* START Passage shown *

The fragment quoted by Child originating from Sir Walter Scott does not have the "Lillumwham" nonsense-style chorus but instead had a first refrain line that Scott did not recall, followed by a second, "And I the fair maiden of Gowden-gane". Unbeknown to Child, what appears to be a complete text of possibly the same version, with the refrain "The primrose o' the wood wants a name"/"I am the fair maid of Coldingham" (lines 2/4) had been collected at a similar time by the Reverend Robert Scott, minister of the parish of Glenbuchat in Aberdeenshire, Scotland, set down about 1818, under the name "The Maid of Coldingham", however this version remained in manuscript form and was not published until almost two centuries later, first appearing in Emily Lyle's 1994 Scottish Ballads compilation (as no. 32 in that collection) and then again in 2007 in The Glenbuchat Ballads by David Buchan and James Moreira, the latter work being a full transcription of the collection made by the Reverend Scott in the early part of the nineteenth century. (Note: This collection, whose existence was previously known to some nineteenth century scholars, remained in private hands until 1949 and was never utilised (except very indirectly) by Child. The late David Buchan and latterly, his student James Moreira spent many years transcribing and annotating the contents following its deposition in the Special Collections of the Aberdeen University Library by a member of the original compiler's family.)

Unlike many other ballads that survived relatively prominently in oral tradition up to the twentieth century, this ballad appeared to be extinct in the British-Irish oral tradition until it was collected (in 2 versions, with similar words but, surprisingly, completely different tunes) by Tom Munnelly from the repertoire of the settled Irish traveller John Reilly in 1967 and 1969 (see below), under the name "The Well Below The Valley"; in Reilly's versions, the refrain is "Green grows the lily-o, right among the bushes-o", occurring after the third line of every verse which is always "...At the well below the valley-o". Munnelly transcribed the longer version where it appeared in Ceol: A Journal of Irish Music, III, No. 12 (1969), p. 66 and subsequently in B.H. Bronson's "The Traditional Tunes of the Child Ballads" (final volume, 1972). In his remarks on the song, Dr. Bronson states: "It was not to be expected that a traditional version of this ballad, which had barely survived in a fragmentary form in Scotland a century and a half ago, should have turned up in Ireland after the second world war. But such is the case, and we have word of yet another variant in the same vicinity in the year 1970...".

* END Passage shown *

== Task set ==
A. Name every publication that the ballad history identifies by title, and give the year it attaches to each.
B. Extend the ballad history beyond its final sentence.

* START Data lines *

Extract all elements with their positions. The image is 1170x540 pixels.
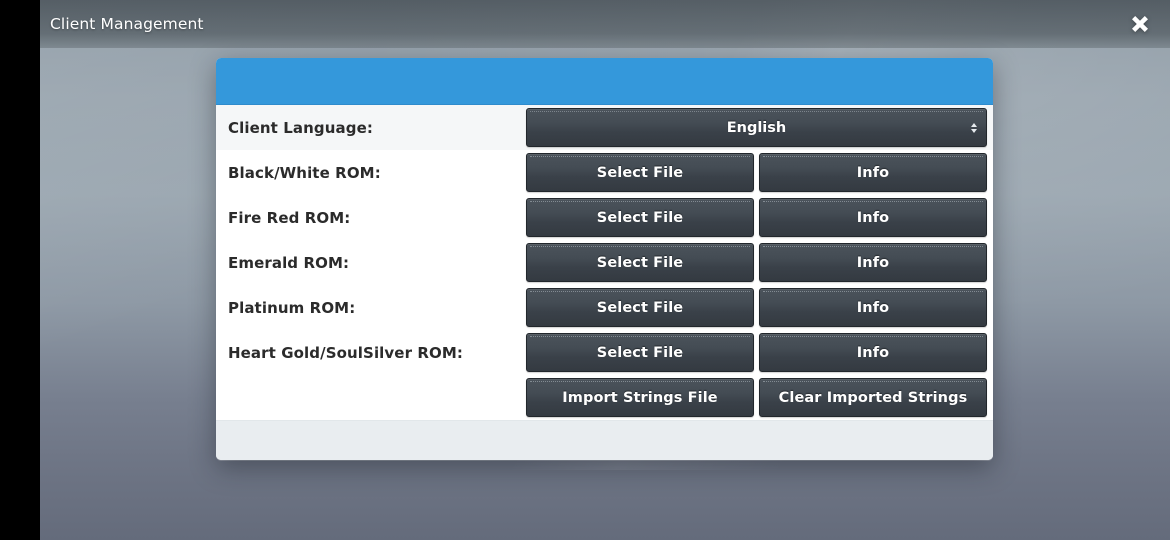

* END Data lines *

== Answers to each task ==
A.
- Scottish Ballads (Emily Lyle's compilation), 1994
- The Glenbuchat Ballads (David Buchan and James Moreira), 2007
- Ceol: A Journal of Irish Music, III, No. 12, 1969
- The Traditional Tunes of the Child Ballads (B.H. Bronson, final volume), 1972

B.
In fact, unknown to, and/or overlooked by both Munnelly and Bronson at the time, a "full text" of the Well Below the Valley variant had already been collected by Pádraig Ó Móráin in 1955 from Anna Ní Mháille, an old lady from Achill Island in County Mayo, with the opening verse:

There was a rider passin' by / There was a rider passing by / He askhed a drink, as he was dry / At the well below the valley, oh! / My washing tub it is afloat / Green grows the valley, oh!

(text reproduced in Anne O'Connor, "Child Murderess and Dead Child Traditions", Helsinki, 1991), (Note: Achill Island had/has a strong Ulster connection (refer separate Achill Island article), which at least suggests a possibility that this song, in either its English or Scottish earlier version(s), entered into Ireland via that route.) while a shorter set of words (combined with the refrain from a separate song) had also been recorded, again in Ireland, by Seamus Ennis in 1954 from a different singer, Thomas Moran, and released (unrecognised since it was under a different title) on LP by Caedmon in 1961 (refer "Recordings").

Subsequent to his recording(s) of John Reilly, Munnelly also encountered versions of the song from two other travellers in different locations (all sharing the surname Reilly and possibly distantly related), as described further in the "Recordings" section, while a separate Irish revival singer and songwriter, Liam Weldon, recorded a partial version in the 1970s stated to have come from one Mary Duke, possibly also a traveller (additional discussion also below). Julia Power, a settled traveller resident in Dublin, also recalled the line "at the well down in the valley" (but no more) as part of a song, as recorded in Dublin in 2015–2016.

McCabe's thesis, pp. 392–396, also lists over 30 variants (labelled C.M.1 through C.M.32) of Child no. 20, "The Cruel Mother", in which either the seven year penances, or reference to being a porter in hell, occur, apparently as borrowings from the present ballad, comprising 12 from Scotland, 2 originally from Ireland (the informants in these cases then residing in England and the U.S.A.), 6 from Canada, and 12 from the U.S.A.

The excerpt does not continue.